-- Begin Source data --
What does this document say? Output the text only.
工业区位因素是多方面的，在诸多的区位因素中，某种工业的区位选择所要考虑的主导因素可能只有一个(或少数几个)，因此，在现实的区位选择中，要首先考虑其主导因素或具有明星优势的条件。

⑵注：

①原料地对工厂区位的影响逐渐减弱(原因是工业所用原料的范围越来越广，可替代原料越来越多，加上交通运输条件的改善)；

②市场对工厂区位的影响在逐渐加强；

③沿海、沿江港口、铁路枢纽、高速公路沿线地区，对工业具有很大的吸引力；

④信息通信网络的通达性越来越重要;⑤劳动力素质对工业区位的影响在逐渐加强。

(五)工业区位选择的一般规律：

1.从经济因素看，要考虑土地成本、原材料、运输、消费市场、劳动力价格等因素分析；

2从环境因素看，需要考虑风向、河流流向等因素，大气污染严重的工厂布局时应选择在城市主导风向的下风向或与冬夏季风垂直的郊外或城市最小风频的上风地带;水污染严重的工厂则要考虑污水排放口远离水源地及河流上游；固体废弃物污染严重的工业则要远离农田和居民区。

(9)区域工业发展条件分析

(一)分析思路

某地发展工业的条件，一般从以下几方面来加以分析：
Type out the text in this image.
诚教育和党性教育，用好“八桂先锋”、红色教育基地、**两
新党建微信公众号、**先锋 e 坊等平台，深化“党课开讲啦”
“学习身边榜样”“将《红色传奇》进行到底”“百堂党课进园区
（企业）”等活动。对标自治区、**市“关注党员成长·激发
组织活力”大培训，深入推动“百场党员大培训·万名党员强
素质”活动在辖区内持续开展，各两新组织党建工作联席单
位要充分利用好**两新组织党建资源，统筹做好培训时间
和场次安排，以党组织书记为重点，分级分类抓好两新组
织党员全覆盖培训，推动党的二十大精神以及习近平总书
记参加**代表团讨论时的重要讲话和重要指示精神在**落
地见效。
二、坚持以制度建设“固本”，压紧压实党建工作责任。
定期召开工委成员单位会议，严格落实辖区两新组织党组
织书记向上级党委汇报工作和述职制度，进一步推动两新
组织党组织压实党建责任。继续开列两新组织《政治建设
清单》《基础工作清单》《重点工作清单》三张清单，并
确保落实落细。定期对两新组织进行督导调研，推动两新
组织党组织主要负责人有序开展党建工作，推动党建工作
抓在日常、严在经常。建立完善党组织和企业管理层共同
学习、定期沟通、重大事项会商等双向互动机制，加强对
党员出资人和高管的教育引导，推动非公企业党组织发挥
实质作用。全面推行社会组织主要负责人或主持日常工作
-- End Source data --
Task description: From the line holding "Type out the text in this image." to the last line of the records, quote each line exactly and add nothing.

Exercise solution:
Type out the text in this image.
诚教育和党性教育，用好“八桂先锋”、红色教育基地、**两
新党建微信公众号、**先锋 e 坊等平台，深化“党课开讲啦”
“学习身边榜样”“将《红色传奇》进行到底”“百堂党课进园区
（企业）”等活动。对标自治区、**市“关注党员成长·激发
组织活力”大培训，深入推动“百场党员大培训·万名党员强
素质”活动在辖区内持续开展，各两新组织党建工作联席单
位要充分利用好**两新组织党建资源，统筹做好培训时间
和场次安排，以党组织书记为重点，分级分类抓好两新组
织党员全覆盖培训，推动党的二十大精神以及习近平总书
记参加**代表团讨论时的重要讲话和重要指示精神在**落
地见效。
二、坚持以制度建设“固本”，压紧压实党建工作责任。
定期召开工委成员单位会议，严格落实辖区两新组织党组
织书记向上级党委汇报工作和述职制度，进一步推动两新
组织党组织压实党建责任。继续开列两新组织《政治建设
清单》《基础工作清单》《重点工作清单》三张清单，并
确保落实落细。定期对两新组织进行督导调研，推动两新
组织党组织主要负责人有序开展党建工作，推动党建工作
抓在日常、严在经常。建立完善党组织和企业管理层共同
学习、定期沟通、重大事项会商等双向互动机制，加强对
党员出资人和高管的教育引导，推动非公企业党组织发挥
实质作用。全面推行社会组织主要负责人或主持日常工作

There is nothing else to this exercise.